◆ Given request ◆
Write each record again exactly as it stands.

Items from a dataset
═══

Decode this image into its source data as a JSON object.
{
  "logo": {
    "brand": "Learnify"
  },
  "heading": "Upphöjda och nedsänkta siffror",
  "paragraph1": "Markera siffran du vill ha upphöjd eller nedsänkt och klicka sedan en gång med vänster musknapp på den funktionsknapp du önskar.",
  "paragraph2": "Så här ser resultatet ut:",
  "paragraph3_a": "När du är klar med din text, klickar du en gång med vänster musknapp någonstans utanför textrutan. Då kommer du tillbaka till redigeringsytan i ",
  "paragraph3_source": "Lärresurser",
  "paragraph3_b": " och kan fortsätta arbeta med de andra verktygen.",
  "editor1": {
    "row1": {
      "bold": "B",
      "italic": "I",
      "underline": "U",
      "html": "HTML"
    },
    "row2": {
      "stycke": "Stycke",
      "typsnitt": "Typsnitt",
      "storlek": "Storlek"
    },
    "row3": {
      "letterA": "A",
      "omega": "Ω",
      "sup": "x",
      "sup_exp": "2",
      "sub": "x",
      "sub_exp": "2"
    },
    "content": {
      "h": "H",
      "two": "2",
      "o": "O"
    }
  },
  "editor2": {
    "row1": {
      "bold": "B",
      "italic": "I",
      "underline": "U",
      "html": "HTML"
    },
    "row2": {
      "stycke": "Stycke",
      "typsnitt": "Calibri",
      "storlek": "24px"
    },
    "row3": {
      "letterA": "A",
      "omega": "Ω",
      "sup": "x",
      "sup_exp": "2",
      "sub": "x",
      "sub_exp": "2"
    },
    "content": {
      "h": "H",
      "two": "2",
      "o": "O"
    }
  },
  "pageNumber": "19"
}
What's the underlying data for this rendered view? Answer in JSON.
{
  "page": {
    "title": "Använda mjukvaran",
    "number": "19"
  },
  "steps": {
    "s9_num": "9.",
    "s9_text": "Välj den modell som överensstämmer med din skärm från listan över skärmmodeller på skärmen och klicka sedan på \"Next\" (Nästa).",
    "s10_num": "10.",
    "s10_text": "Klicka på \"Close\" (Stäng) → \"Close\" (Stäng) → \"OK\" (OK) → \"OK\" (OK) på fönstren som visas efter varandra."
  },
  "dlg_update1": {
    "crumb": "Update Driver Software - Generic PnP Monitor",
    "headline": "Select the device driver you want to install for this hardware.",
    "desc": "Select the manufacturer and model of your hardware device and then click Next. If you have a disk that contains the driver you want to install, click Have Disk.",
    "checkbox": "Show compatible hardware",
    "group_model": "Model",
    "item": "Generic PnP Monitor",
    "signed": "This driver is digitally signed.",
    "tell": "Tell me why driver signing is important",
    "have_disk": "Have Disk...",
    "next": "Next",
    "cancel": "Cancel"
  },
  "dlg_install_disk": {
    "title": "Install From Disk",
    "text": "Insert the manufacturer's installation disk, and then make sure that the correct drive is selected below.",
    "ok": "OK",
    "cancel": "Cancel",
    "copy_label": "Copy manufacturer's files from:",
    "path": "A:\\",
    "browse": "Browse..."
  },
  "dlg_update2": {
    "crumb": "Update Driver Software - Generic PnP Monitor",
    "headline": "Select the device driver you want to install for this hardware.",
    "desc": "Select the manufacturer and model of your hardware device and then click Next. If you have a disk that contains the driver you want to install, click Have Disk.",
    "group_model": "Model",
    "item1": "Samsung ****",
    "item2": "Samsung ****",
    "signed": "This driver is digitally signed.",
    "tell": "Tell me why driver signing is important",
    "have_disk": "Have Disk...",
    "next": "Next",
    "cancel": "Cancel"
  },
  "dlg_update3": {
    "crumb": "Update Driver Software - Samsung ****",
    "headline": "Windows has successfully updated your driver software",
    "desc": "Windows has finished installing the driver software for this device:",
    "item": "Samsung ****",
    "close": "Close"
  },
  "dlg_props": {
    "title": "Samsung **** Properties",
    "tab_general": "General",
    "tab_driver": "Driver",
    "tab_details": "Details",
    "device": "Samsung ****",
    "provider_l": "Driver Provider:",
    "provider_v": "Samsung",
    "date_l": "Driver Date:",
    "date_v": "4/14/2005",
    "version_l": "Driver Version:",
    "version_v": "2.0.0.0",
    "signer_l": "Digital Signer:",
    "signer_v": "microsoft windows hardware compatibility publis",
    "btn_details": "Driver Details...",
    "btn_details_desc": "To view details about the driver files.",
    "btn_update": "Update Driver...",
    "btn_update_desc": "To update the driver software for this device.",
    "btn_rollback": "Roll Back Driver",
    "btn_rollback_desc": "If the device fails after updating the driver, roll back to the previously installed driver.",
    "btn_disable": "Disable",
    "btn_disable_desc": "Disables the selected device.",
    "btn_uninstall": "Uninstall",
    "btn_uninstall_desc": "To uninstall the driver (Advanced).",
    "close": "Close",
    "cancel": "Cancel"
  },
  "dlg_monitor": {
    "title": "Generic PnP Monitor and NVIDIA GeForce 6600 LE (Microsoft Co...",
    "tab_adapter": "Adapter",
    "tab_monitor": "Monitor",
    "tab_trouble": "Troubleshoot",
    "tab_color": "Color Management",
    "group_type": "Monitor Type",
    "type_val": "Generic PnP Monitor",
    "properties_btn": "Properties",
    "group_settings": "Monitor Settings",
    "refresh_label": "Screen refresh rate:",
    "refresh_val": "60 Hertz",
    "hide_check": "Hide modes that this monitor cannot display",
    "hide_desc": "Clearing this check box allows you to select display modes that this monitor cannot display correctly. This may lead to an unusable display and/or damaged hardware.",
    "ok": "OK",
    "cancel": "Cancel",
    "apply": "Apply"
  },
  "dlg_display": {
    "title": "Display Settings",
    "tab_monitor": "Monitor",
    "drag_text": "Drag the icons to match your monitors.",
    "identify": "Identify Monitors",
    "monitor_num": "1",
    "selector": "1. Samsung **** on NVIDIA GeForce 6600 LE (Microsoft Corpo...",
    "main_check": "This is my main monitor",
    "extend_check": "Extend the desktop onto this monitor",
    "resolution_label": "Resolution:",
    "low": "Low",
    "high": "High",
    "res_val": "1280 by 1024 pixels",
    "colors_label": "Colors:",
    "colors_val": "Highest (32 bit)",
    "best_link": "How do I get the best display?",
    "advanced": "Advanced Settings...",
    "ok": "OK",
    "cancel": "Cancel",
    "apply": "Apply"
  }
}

═══

◆ Result of this task ◆
Decode this image into its source data as a JSON object.
{
  "logo": {
    "brand": "Learnify"
  },
  "heading": "Upphöjda och nedsänkta siffror",
  "paragraph1": "Markera siffran du vill ha upphöjd eller nedsänkt och klicka sedan en gång med vänster musknapp på den funktionsknapp du önskar.",
  "paragraph2": "Så här ser resultatet ut:",
  "paragraph3_a": "När du är klar med din text, klickar du en gång med vänster musknapp någonstans utanför textrutan. Då kommer du tillbaka till redigeringsytan i ",
  "paragraph3_source": "Lärresurser",
  "paragraph3_b": " och kan fortsätta arbeta med de andra verktygen.",
  "editor1": {
    "row1": {
      "bold": "B",
      "italic": "I",
      "underline": "U",
      "html": "HTML"
    },
    "row2": {
      "stycke": "Stycke",
      "typsnitt": "Typsnitt",
      "storlek": "Storlek"
    },
    "row3": {
      "letterA": "A",
      "omega": "Ω",
      "sup": "x",
      "sup_exp": "2",
      "sub": "x",
      "sub_exp": "2"
    },
    "content": {
      "h": "H",
      "two": "2",
      "o": "O"
    }
  },
  "editor2": {
    "row1": {
      "bold": "B",
      "italic": "I",
      "underline": "U",
      "html": "HTML"
    },
    "row2": {
      "stycke": "Stycke",
      "typsnitt": "Calibri",
      "storlek": "24px"
    },
    "row3": {
      "letterA": "A",
      "omega": "Ω",
      "sup": "x",
      "sup_exp": "2",
      "sub": "x",
      "sub_exp": "2"
    },
    "content": {
      "h": "H",
      "two": "2",
      "o": "O"
    }
  },
  "pageNumber": "19"
}
What's the underlying data for this rendered view? Answer in JSON.
{
  "page": {
    "title": "Använda mjukvaran",
    "number": "19"
  },
  "steps": {
    "s9_num": "9.",
    "s9_text": "Välj den modell som överensstämmer med din skärm från listan över skärmmodeller på skärmen och klicka sedan på \"Next\" (Nästa).",
    "s10_num": "10.",
    "s10_text": "Klicka på \"Close\" (Stäng) → \"Close\" (Stäng) → \"OK\" (OK) → \"OK\" (OK) på fönstren som visas efter varandra."
  },
  "dlg_update1": {
    "crumb": "Update Driver Software - Generic PnP Monitor",
    "headline": "Select the device driver you want to install for this hardware.",
    "desc": "Select the manufacturer and model of your hardware device and then click Next. If you have a disk that contains the driver you want to install, click Have Disk.",
    "checkbox": "Show compatible hardware",
    "group_model": "Model",
    "item": "Generic PnP Monitor",
    "signed": "This driver is digitally signed.",
    "tell": "Tell me why driver signing is important",
    "have_disk": "Have Disk...",
    "next": "Next",
    "cancel": "Cancel"
  },
  "dlg_install_disk": {
    "title": "Install From Disk",
    "text": "Insert the manufacturer's installation disk, and then make sure that the correct drive is selected below.",
    "ok": "OK",
    "cancel": "Cancel",
    "copy_label": "Copy manufacturer's files from:",
    "path": "A:\\",
    "browse": "Browse..."
  },
  "dlg_update2": {
    "crumb": "Update Driver Software - Generic PnP Monitor",
    "headline": "Select the device driver you want to install for this hardware.",
    "desc": "Select the manufacturer and model of your hardware device and then click Next. If you have a disk that contains the driver you want to install, click Have Disk.",
    "group_model": "Model",
    "item1": "Samsung ****",
    "item2": "Samsung ****",
    "signed": "This driver is digitally signed.",
    "tell": "Tell me why driver signing is important",
    "have_disk": "Have Disk...",
    "next": "Next",
    "cancel": "Cancel"
  },
  "dlg_update3": {
    "crumb": "Update Driver Software - Samsung ****",
    "headline": "Windows has successfully updated your driver software",
    "desc": "Windows has finished installing the driver software for this device:",
    "item": "Samsung ****",
    "close": "Close"
  },
  "dlg_props": {
    "title": "Samsung **** Properties",
    "tab_general": "General",
    "tab_driver": "Driver",
    "tab_details": "Details",
    "device": "Samsung ****",
    "provider_l": "Driver Provider:",
    "provider_v": "Samsung",
    "date_l": "Driver Date:",
    "date_v": "4/14/2005",
    "version_l": "Driver Version:",
    "version_v": "2.0.0.0",
    "signer_l": "Digital Signer:",
    "signer_v": "microsoft windows hardware compatibility publis",
    "btn_details": "Driver Details...",
    "btn_details_desc": "To view details about the driver files.",
    "btn_update": "Update Driver...",
    "btn_update_desc": "To update the driver software for this device.",
    "btn_rollback": "Roll Back Driver",
    "btn_rollback_desc": "If the device fails after updating the driver, roll back to the previously installed driver.",
    "btn_disable": "Disable",
    "btn_disable_desc": "Disables the selected device.",
    "btn_uninstall": "Uninstall",
    "btn_uninstall_desc": "To uninstall the driver (Advanced).",
    "close": "Close",
    "cancel": "Cancel"
  },
  "dlg_monitor": {
    "title": "Generic PnP Monitor and NVIDIA GeForce 6600 LE (Microsoft Co...",
    "tab_adapter": "Adapter",
    "tab_monitor": "Monitor",
    "tab_trouble": "Troubleshoot",
    "tab_color": "Color Management",
    "group_type": "Monitor Type",
    "type_val": "Generic PnP Monitor",
    "properties_btn": "Properties",
    "group_settings": "Monitor Settings",
    "refresh_label": "Screen refresh rate:",
    "refresh_val": "60 Hertz",
    "hide_check": "Hide modes that this monitor cannot display",
    "hide_desc": "Clearing this check box allows you to select display modes that this monitor cannot display correctly. This may lead to an unusable display and/or damaged hardware.",
    "ok": "OK",
    "cancel": "Cancel",
    "apply": "Apply"
  },
  "dlg_display": {
    "title": "Display Settings",
    "tab_monitor": "Monitor",
    "drag_text": "Drag the icons to match your monitors.",
    "identify": "Identify Monitors",
    "monitor_num": "1",
    "selector": "1. Samsung **** on NVIDIA GeForce 6600 LE (Microsoft Corpo...",
    "main_check": "This is my main monitor",
    "extend_check": "Extend the desktop onto this monitor",
    "resolution_label": "Resolution:",
    "low": "Low",
    "high": "High",
    "res_val": "1280 by 1024 pixels",
    "colors_label": "Colors:",
    "colors_val": "Highest (32 bit)",
    "best_link": "How do I get the best display?",
    "advanced": "Advanced Settings...",
    "ok": "OK",
    "cancel": "Cancel",
    "apply": "Apply"
  }
}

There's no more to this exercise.